··· ENTRIES PROVIDED

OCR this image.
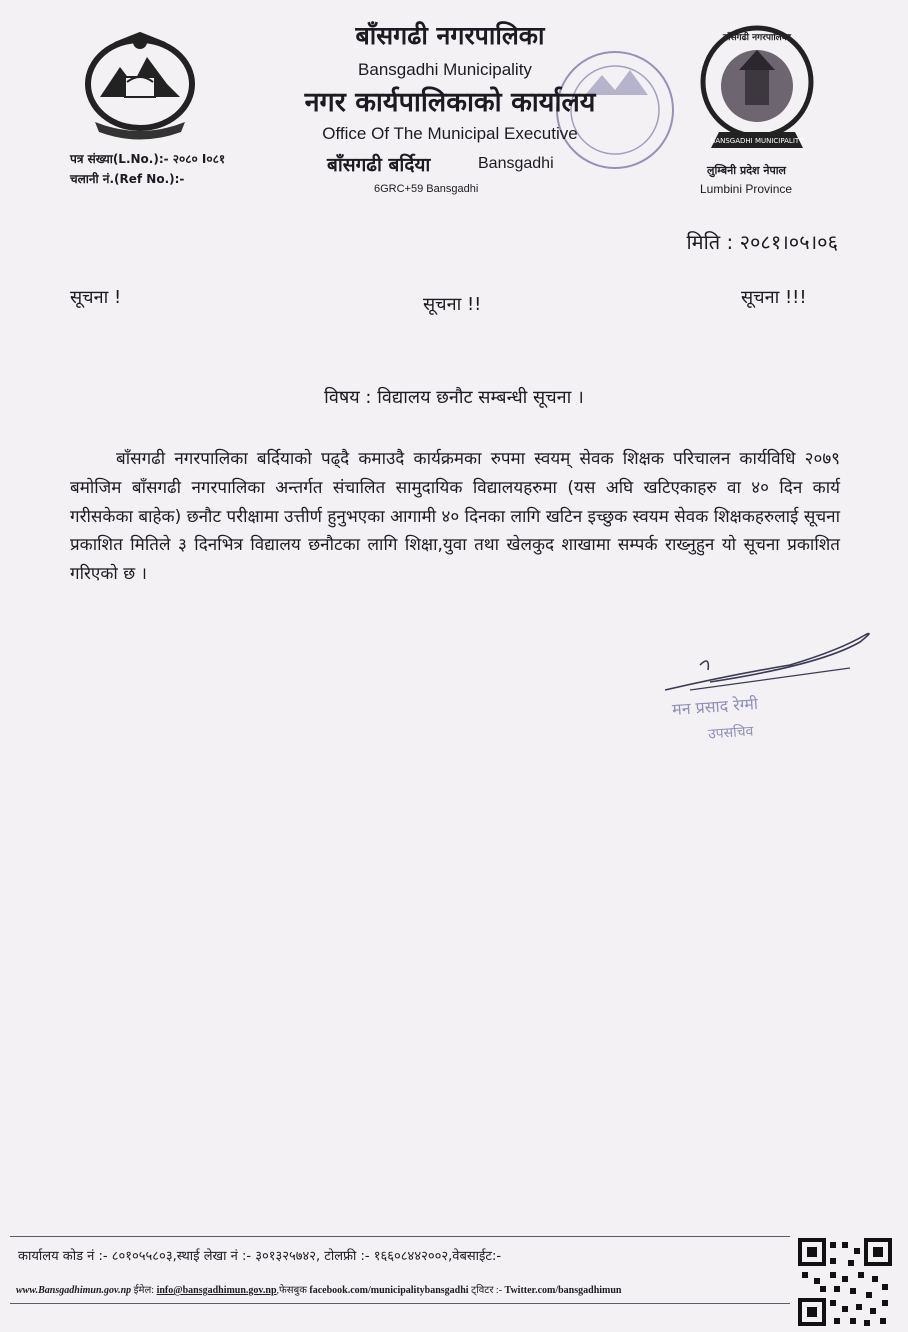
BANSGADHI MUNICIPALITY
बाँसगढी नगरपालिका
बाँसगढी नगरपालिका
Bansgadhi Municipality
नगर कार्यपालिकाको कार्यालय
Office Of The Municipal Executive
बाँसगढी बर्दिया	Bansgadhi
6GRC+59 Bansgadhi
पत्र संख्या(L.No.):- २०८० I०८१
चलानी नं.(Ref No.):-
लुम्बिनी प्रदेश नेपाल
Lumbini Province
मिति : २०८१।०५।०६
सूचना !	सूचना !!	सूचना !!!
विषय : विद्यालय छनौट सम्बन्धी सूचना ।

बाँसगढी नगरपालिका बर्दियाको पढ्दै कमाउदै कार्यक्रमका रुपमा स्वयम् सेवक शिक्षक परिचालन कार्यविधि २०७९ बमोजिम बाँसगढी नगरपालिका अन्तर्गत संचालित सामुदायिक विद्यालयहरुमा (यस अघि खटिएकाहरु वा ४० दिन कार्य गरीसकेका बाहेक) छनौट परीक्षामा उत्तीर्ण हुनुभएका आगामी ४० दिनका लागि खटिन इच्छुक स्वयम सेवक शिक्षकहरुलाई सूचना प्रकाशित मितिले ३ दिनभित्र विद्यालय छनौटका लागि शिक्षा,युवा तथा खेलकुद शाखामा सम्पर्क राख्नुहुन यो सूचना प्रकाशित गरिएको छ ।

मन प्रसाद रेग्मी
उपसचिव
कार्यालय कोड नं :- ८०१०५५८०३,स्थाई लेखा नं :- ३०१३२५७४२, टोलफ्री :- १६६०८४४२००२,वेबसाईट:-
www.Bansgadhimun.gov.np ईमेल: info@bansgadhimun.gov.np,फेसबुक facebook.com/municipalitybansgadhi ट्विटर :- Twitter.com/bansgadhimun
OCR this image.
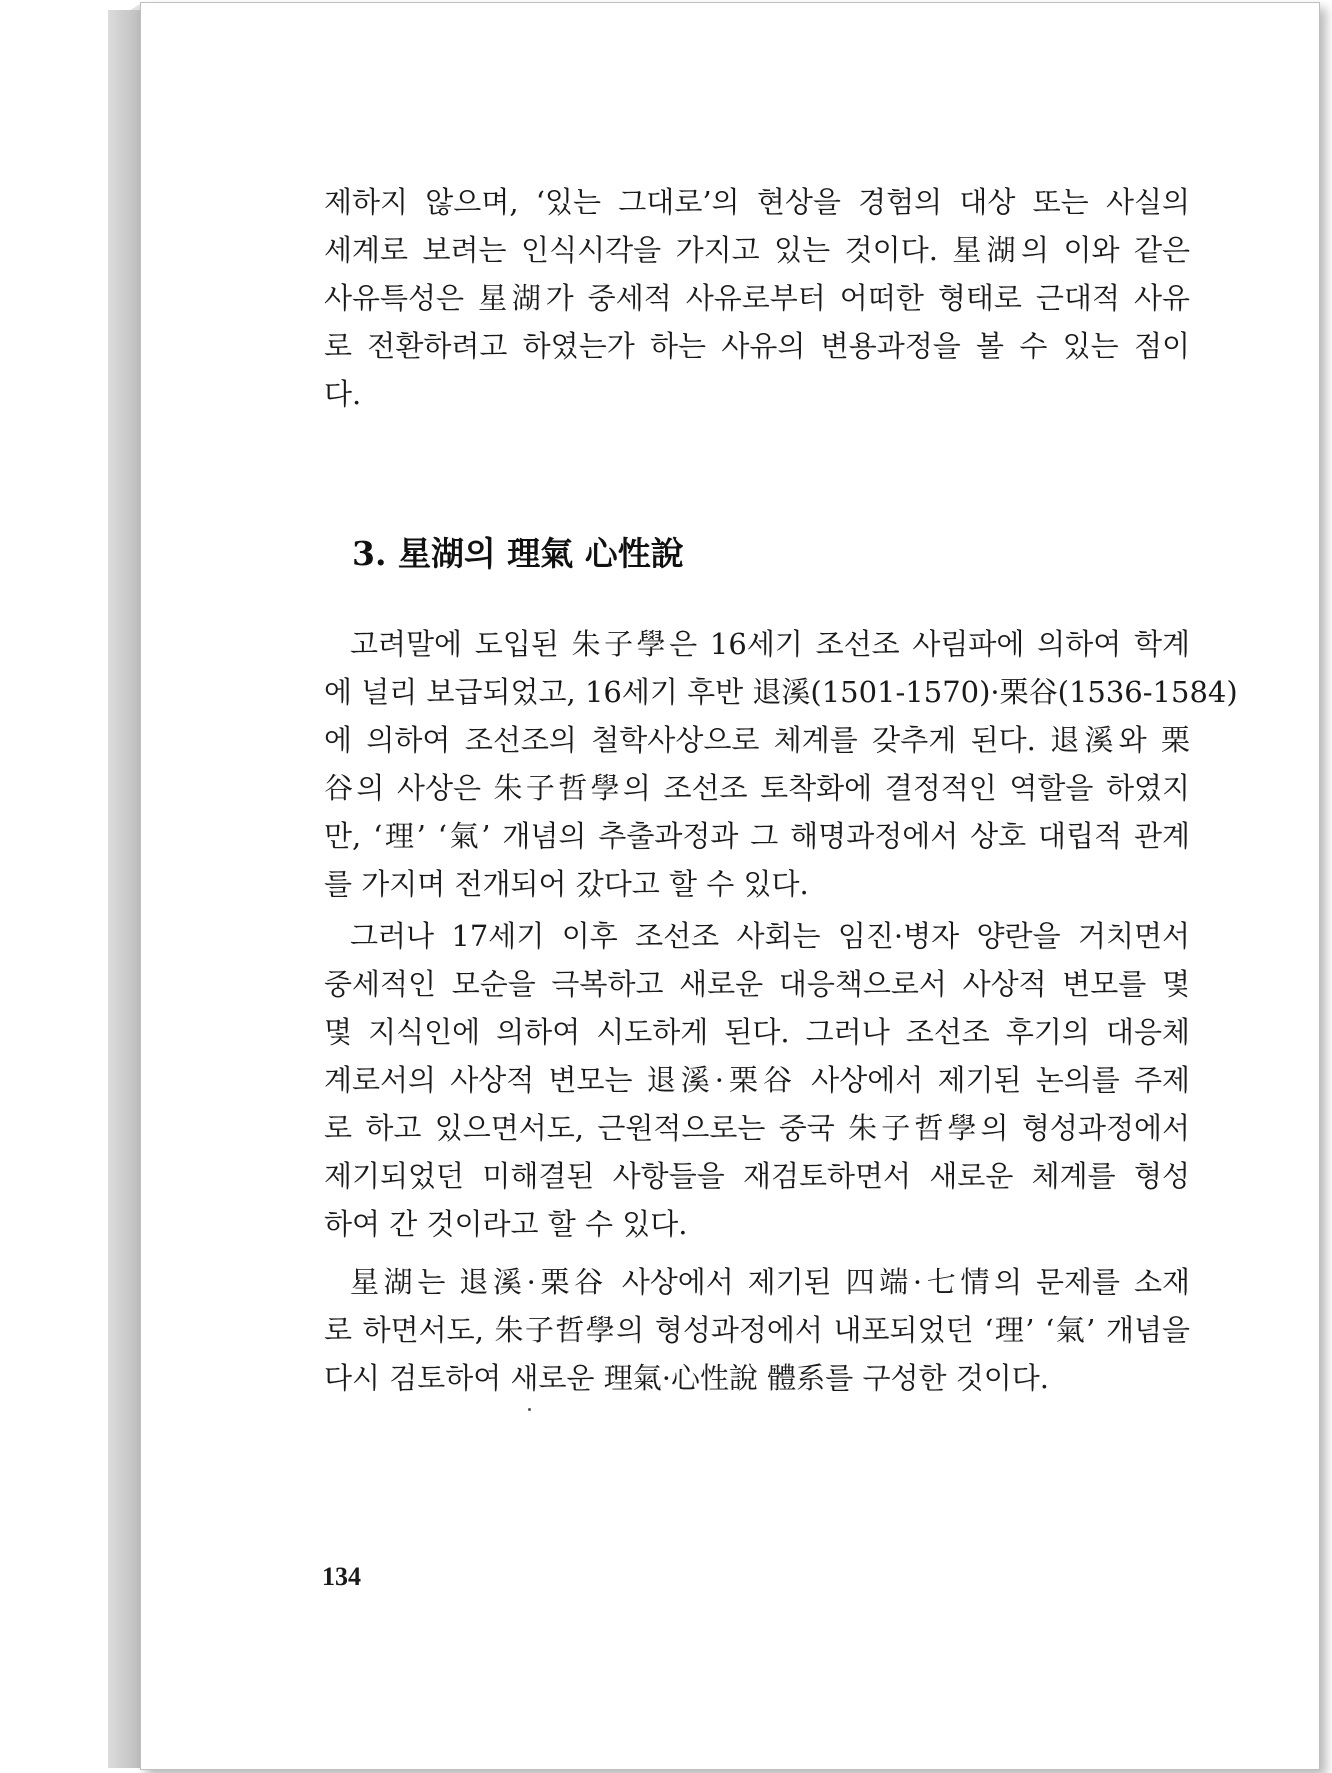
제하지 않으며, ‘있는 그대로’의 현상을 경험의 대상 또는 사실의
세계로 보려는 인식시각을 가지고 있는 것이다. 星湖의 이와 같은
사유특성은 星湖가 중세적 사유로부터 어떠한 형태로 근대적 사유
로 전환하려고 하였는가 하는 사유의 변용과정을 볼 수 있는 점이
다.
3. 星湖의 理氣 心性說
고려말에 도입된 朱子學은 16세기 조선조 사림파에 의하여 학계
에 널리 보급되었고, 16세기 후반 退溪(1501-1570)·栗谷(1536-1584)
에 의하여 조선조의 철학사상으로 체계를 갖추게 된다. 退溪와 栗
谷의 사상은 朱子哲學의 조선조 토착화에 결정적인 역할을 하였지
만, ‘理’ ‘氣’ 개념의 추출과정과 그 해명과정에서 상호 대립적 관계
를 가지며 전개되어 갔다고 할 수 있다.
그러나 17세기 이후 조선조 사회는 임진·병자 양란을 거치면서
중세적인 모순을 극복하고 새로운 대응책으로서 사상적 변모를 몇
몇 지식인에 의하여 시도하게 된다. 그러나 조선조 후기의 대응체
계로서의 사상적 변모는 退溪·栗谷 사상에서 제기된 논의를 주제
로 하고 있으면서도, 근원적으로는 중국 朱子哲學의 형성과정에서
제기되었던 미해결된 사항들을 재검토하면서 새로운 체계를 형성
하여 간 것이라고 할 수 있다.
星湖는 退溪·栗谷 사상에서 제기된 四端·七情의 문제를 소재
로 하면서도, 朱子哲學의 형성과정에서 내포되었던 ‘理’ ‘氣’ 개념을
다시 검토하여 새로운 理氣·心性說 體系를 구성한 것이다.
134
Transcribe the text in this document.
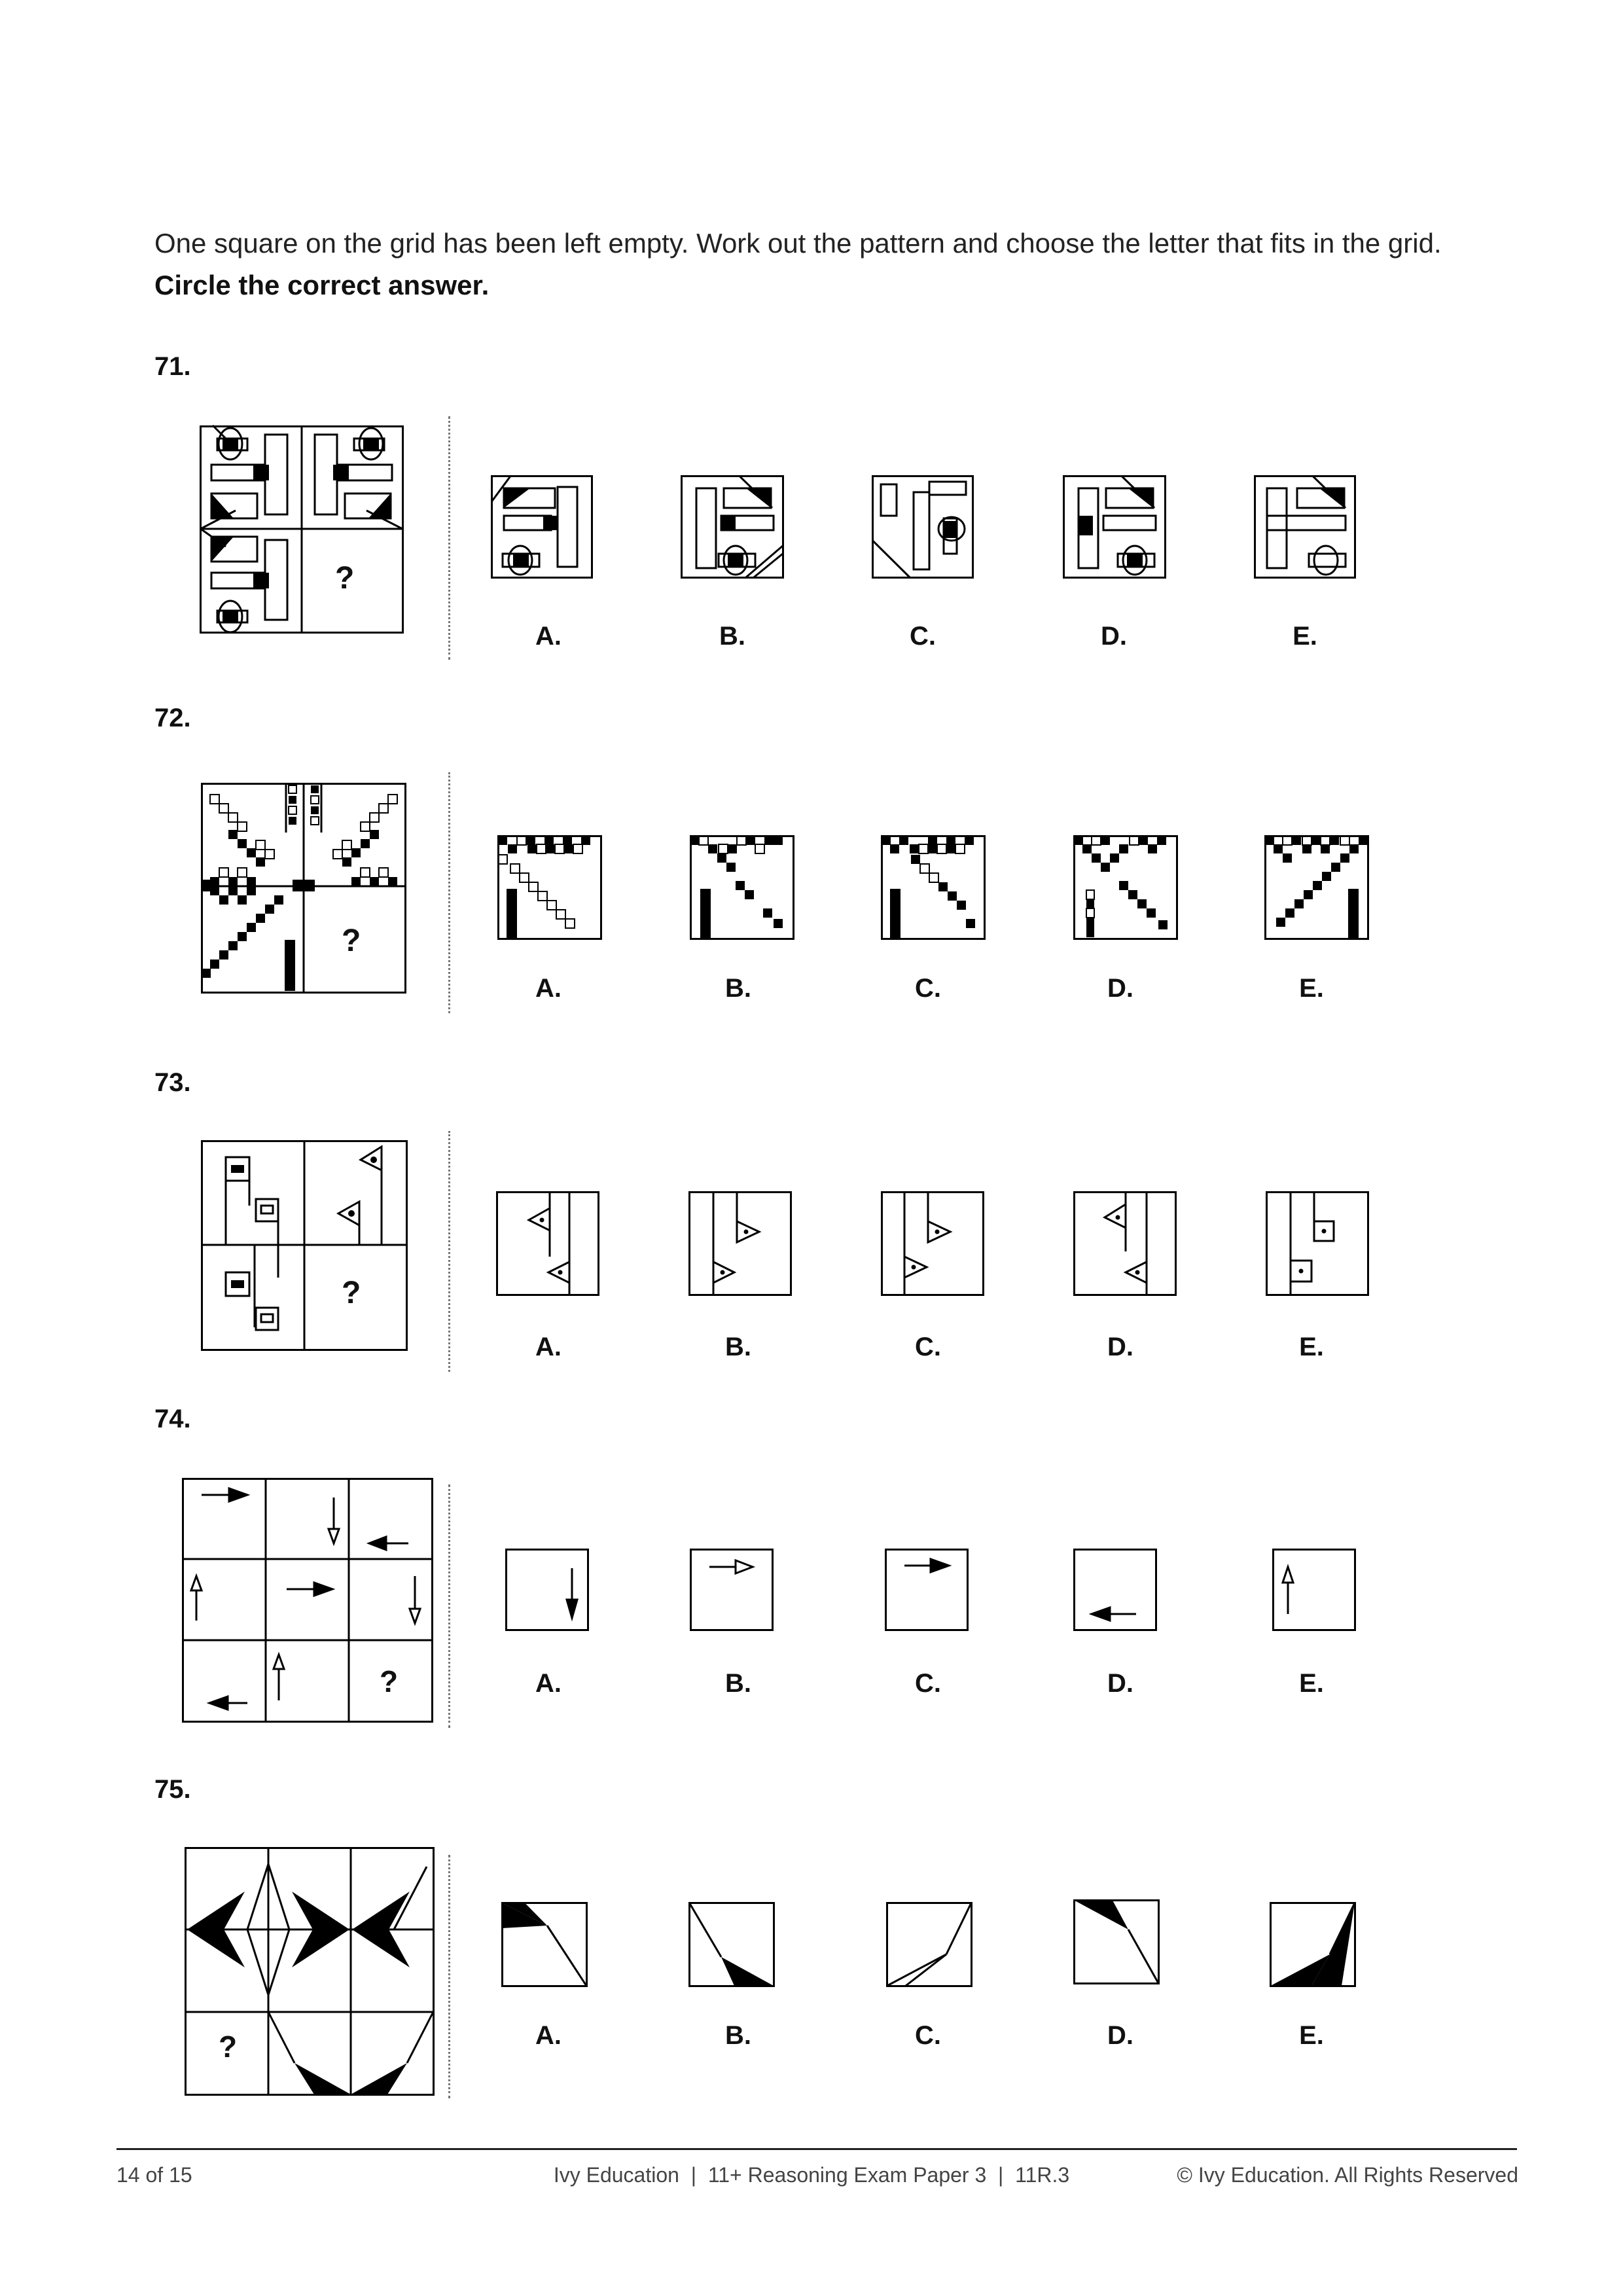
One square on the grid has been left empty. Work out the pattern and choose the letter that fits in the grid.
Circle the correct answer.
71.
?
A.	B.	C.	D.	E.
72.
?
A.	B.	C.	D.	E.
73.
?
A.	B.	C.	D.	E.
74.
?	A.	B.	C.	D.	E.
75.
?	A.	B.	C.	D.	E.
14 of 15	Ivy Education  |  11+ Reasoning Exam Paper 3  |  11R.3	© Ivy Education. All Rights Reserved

······

EXERCISE DIRECTIONS: Return each line among the entries that holds the word "형성과정에서".

SOLUTION TO THIS EXERCISE:
로 하고 있으면서도, 근원적으로는 중국 朱子哲學의 형성과정에서
로 하면서도, 朱子哲學의 형성과정에서 내포되었던 ‘理’ ‘氣’ 개념을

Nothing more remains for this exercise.